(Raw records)
---------------

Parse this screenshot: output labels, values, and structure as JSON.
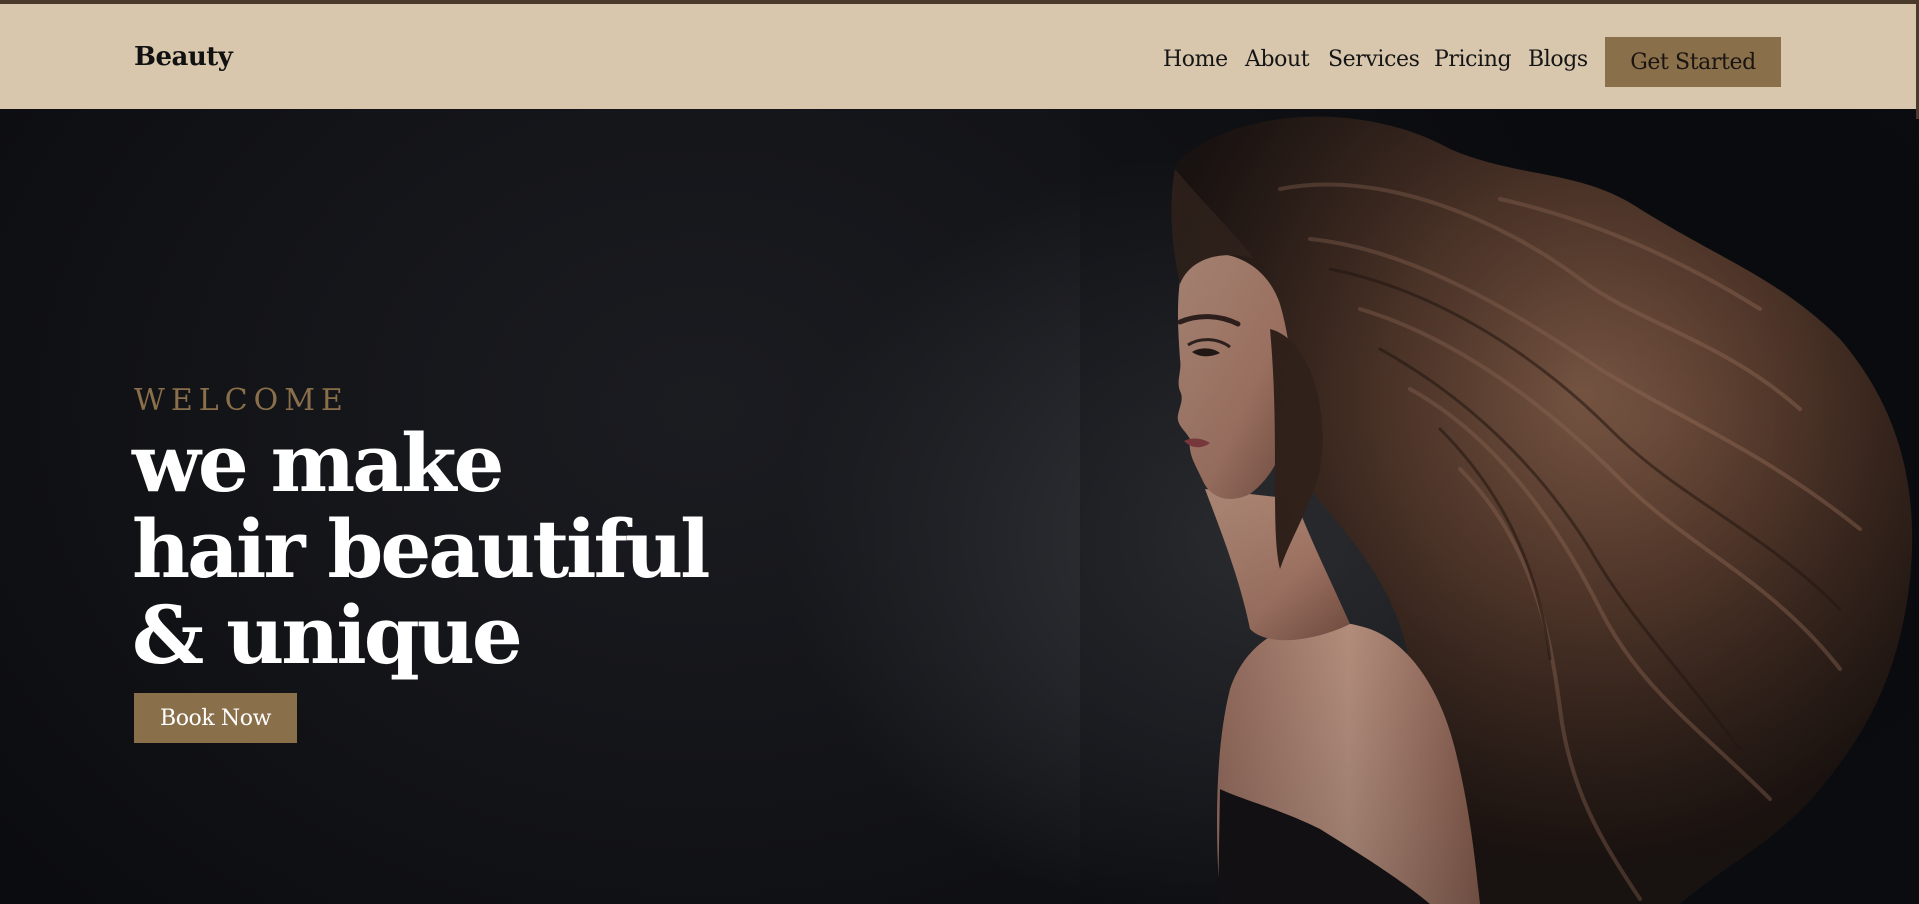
{
  "brand": {
    "logo": "Beauty"
  },
  "nav": {
    "links": [
      "Home",
      "About",
      "Services",
      "Pricing",
      "Blogs"
    ],
    "cta_label": "Get Started"
  },
  "hero": {
    "eyebrow": "WELCOME",
    "headline_lines": [
      "we make",
      "hair beautiful",
      "& unique"
    ],
    "button_label": "Book Now",
    "image": "woman-with-flowing-hair-photo"
  },
  "colors": {
    "header_bg": "#d8c7ad",
    "accent": "#8a6f4b",
    "hero_bg": "#0e0f13",
    "headline": "#ffffff"
  }
}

---------------

▶ _TASK_
Your task is an exact transcription of all the data, minus the pictures.

▶ _FULL SOLUTION_
Parse this screenshot: output labels, values, and structure as JSON.
{
  "brand": {
    "logo": "Beauty"
  },
  "nav": {
    "links": [
      "Home",
      "About",
      "Services",
      "Pricing",
      "Blogs"
    ],
    "cta_label": "Get Started"
  },
  "hero": {
    "eyebrow": "WELCOME",
    "headline_lines": [
      "we make",
      "hair beautiful",
      "& unique"
    ],
    "button_label": "Book Now",
    "image": "woman-with-flowing-hair-photo"
  },
  "colors": {
    "header_bg": "#d8c7ad",
    "accent": "#8a6f4b",
    "hero_bg": "#0e0f13",
    "headline": "#ffffff"
  }
}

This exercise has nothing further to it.